TEXT SHOWN:
——————————
He lived in Minot with whoever was willing to let him stay on their couch. He got a job and said he was going to go back to school. He asked for money frequently but I didn’t think much of it; most kids his age don’t handle money well. And, just maybe, it was comforting to believe he wasn’t selling drugs.
In the middle of June 2015, Aidan was caught on a surveillance camera using a stolen credit card in Bismarck. His dad saw it on the Police Department’s Facebook page and contacted Aidan and me. Aidan and his dad made an appointment to visit with a detective about the situation but right before the appointment, Aidan disappeared for a stint.
I talked to my son by text on June 25, 2015. On July 4, my husband and I were asleep when someone started pounding on the door. Dennis went to answer and I heard someone asking if he was related to Aidan Vanderhoef. I had gotten my robe on and was headed towards the living room when I heard the officer say, “I’m sorry to inform you he was found dead.” Aidan was 19 years old.
I was more calm than I could have ever imagined I would be.
Yes, I was in shock, but all the trials of the previous years had been steeling me for this in some way. I started making calls. First to Aidan’s dad. Then my sisters. My husband and I were on our way to my dad’s house to deliver the news when the investigator from the sheriff’s department called and said that from initial appearances Aidan had died of an accidental OxyContin overdose. There was a shoelace around his arm and a spoon near his body. He was found in the basement of a home. The people who were with him admitted they had been using and would test positive for OxyContin.
——————————
TASK INSTRUCTIONS:
**a.** In the account above, on what date did the writer last exchange texts with Aidan?
**b.** Transcribe the passage of the account above that begins with the words containing "I talked to" and ends with "19 years old.".
**c.** List every date or time reference that the account above gives for events in 2015.

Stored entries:
——————————
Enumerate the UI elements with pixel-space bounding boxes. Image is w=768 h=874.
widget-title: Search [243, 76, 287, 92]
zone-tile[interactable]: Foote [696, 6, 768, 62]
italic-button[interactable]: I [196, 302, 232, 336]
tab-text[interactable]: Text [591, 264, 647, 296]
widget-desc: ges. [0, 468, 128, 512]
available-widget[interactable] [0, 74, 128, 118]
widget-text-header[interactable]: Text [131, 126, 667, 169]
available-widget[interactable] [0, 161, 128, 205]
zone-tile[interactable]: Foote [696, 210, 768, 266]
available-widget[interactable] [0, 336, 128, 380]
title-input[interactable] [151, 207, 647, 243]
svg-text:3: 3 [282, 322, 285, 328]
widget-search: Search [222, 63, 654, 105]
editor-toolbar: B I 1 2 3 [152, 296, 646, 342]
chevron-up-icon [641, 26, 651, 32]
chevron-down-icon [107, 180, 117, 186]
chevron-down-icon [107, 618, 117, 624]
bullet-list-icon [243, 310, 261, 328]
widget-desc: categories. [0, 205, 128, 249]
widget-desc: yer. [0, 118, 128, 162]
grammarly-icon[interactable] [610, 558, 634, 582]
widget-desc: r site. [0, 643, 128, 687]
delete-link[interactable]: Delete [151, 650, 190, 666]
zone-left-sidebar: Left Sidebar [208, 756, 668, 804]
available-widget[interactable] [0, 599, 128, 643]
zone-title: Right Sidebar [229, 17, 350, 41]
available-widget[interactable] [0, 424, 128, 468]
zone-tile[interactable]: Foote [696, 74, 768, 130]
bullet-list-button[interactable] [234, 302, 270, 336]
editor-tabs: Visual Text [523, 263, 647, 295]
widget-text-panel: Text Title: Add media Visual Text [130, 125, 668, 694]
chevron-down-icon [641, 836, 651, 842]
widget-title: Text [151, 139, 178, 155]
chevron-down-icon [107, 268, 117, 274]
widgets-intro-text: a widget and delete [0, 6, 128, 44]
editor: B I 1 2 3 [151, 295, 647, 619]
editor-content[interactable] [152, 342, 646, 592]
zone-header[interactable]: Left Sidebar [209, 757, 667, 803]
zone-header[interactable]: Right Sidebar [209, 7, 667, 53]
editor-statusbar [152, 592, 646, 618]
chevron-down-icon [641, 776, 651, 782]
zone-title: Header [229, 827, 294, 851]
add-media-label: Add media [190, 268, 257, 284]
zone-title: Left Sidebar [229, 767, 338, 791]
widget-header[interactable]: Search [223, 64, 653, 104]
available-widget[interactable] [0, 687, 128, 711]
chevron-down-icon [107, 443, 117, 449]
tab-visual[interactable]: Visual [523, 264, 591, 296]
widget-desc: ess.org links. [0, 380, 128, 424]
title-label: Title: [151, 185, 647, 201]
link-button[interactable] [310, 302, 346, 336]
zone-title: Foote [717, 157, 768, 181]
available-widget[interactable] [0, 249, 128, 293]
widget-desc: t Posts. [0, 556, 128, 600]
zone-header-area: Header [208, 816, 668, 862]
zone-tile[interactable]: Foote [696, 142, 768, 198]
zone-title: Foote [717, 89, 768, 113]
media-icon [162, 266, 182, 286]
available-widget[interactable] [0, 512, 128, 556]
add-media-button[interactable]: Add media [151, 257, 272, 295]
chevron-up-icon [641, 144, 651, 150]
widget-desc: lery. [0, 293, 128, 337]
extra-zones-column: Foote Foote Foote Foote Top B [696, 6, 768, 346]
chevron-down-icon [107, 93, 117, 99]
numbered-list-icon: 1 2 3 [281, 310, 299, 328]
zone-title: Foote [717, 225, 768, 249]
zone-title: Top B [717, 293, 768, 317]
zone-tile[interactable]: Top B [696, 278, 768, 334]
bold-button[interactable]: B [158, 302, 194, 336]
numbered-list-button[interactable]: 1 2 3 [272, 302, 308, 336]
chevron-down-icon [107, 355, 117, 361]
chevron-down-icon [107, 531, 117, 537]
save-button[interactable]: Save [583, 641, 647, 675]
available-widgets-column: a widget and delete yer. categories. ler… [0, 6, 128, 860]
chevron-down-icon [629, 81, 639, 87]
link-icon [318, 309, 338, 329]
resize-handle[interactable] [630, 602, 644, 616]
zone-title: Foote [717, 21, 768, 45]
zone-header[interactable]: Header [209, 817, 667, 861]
——————————
EXERCISE RESPONSES:
**a.** June 25, 2015.

**b.**
I talked to my son by text on June 25, 2015. On July 4, my husband and I were asleep when someone started pounding on the door. Dennis went to answer and I heard someone asking if he was related to Aidan Vanderhoef. I had gotten my robe on and was headed towards the living room when I heard the officer say, “I’m sorry to inform you he was found dead.” Aidan was 19 years old.

**c.** the middle of June 2015; June 25, 2015; July 4